[TASK GOAL]
Go through the material below and copy each line where the word "JSON" appears.
------------------------------------
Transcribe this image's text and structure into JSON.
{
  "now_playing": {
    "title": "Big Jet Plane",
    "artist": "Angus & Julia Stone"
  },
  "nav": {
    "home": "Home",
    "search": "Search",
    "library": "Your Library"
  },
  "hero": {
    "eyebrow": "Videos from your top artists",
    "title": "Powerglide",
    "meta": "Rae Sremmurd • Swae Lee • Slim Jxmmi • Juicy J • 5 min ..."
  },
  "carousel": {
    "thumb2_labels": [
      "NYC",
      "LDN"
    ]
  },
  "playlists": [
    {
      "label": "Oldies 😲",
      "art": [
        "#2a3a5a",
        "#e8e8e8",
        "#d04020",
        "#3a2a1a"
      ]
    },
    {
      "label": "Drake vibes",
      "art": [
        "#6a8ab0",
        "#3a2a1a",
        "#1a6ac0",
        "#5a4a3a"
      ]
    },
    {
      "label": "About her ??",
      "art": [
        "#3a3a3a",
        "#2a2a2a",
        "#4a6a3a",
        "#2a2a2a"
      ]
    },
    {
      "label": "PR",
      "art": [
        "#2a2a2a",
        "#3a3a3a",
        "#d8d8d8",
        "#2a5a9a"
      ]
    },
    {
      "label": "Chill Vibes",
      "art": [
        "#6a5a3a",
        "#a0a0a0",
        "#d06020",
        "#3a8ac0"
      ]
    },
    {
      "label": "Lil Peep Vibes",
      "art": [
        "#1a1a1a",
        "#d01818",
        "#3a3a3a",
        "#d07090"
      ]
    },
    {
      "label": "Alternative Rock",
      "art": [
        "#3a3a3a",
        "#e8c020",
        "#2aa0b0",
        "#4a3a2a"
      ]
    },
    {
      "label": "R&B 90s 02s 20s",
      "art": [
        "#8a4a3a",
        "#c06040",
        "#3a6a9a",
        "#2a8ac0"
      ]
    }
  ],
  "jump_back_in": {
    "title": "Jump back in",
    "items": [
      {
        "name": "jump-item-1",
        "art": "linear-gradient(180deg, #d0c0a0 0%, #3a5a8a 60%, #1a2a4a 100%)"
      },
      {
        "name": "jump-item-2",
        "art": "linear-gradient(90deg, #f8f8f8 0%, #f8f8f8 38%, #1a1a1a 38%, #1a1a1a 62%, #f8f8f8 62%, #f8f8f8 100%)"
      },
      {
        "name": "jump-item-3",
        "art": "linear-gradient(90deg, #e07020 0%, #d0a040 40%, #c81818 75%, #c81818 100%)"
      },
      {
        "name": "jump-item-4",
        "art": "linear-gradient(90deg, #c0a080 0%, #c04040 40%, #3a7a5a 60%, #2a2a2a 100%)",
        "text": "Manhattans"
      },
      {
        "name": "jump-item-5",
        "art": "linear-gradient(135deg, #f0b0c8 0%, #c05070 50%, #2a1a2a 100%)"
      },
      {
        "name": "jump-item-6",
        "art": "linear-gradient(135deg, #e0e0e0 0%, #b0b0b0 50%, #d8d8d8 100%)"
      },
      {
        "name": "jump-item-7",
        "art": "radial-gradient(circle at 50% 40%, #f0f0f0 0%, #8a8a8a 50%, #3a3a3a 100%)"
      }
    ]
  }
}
------------------------------------
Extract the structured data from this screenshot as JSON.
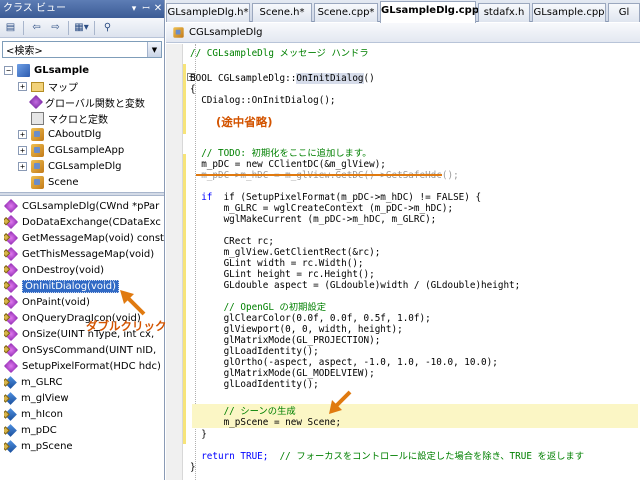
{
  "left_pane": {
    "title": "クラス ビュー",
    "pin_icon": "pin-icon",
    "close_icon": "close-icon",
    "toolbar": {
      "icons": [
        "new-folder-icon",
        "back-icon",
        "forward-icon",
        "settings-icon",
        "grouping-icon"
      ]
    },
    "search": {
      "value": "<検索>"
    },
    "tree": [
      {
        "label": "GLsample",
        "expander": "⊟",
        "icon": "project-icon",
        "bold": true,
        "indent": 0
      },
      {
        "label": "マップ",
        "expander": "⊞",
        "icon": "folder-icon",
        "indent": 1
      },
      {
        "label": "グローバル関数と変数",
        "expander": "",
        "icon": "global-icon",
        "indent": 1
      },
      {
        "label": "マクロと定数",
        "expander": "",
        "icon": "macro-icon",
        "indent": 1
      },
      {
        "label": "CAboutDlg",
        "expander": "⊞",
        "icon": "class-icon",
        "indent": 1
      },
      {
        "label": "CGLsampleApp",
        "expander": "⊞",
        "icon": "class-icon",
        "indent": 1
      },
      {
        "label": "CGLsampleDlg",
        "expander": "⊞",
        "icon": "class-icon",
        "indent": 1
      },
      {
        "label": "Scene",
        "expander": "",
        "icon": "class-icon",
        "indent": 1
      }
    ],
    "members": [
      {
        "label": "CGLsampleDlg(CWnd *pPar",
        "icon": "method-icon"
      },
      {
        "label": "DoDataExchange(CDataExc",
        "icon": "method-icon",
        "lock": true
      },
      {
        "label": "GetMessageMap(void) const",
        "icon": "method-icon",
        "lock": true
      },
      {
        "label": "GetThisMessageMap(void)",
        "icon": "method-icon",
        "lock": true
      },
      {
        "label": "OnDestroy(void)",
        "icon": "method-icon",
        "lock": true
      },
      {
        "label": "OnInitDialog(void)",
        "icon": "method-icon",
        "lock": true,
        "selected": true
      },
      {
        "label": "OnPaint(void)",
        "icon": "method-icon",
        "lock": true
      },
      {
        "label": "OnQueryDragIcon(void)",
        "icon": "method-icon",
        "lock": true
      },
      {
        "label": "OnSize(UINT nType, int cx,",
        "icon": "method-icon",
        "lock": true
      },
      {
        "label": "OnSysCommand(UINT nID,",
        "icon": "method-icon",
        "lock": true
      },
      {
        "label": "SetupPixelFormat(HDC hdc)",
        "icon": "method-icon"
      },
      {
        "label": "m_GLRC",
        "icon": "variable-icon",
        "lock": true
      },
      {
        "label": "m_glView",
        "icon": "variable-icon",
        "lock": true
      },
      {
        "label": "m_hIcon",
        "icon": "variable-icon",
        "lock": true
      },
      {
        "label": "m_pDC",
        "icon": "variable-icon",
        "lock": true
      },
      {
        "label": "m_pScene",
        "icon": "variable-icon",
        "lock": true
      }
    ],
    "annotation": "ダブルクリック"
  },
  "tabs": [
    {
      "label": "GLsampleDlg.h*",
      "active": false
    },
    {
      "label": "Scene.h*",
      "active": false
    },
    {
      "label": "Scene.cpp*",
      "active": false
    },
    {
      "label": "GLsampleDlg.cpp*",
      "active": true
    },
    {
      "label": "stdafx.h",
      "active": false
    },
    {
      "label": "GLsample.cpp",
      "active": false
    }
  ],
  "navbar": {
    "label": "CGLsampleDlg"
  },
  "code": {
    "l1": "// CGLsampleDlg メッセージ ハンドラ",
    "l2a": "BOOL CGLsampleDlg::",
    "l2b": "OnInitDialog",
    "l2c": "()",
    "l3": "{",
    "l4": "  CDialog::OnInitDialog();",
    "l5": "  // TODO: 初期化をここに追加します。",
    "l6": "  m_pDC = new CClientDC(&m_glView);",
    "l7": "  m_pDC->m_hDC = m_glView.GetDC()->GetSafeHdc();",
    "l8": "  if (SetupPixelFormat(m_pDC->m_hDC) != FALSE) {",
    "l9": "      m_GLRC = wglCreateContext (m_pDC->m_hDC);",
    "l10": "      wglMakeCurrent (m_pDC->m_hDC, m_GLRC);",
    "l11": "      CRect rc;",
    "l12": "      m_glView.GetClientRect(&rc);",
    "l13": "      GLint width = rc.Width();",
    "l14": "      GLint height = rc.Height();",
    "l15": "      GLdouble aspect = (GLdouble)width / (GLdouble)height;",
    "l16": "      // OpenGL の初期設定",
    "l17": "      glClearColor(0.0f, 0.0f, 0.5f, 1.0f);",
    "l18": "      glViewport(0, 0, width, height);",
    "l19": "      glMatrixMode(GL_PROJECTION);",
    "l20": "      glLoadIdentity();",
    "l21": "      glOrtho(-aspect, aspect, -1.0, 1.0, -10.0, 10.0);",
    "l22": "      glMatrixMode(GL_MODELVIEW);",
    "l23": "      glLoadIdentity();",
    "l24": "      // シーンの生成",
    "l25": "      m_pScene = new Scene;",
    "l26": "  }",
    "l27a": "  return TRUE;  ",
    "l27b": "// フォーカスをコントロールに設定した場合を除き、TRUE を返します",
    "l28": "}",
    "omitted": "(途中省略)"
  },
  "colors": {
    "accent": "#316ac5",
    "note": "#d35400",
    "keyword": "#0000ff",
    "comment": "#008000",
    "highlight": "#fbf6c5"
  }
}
------------------------------------
[EXERCISE RESPONSE]
Transcribe this image's text and structure into JSON.
Extract the structured data from this screenshot as JSON.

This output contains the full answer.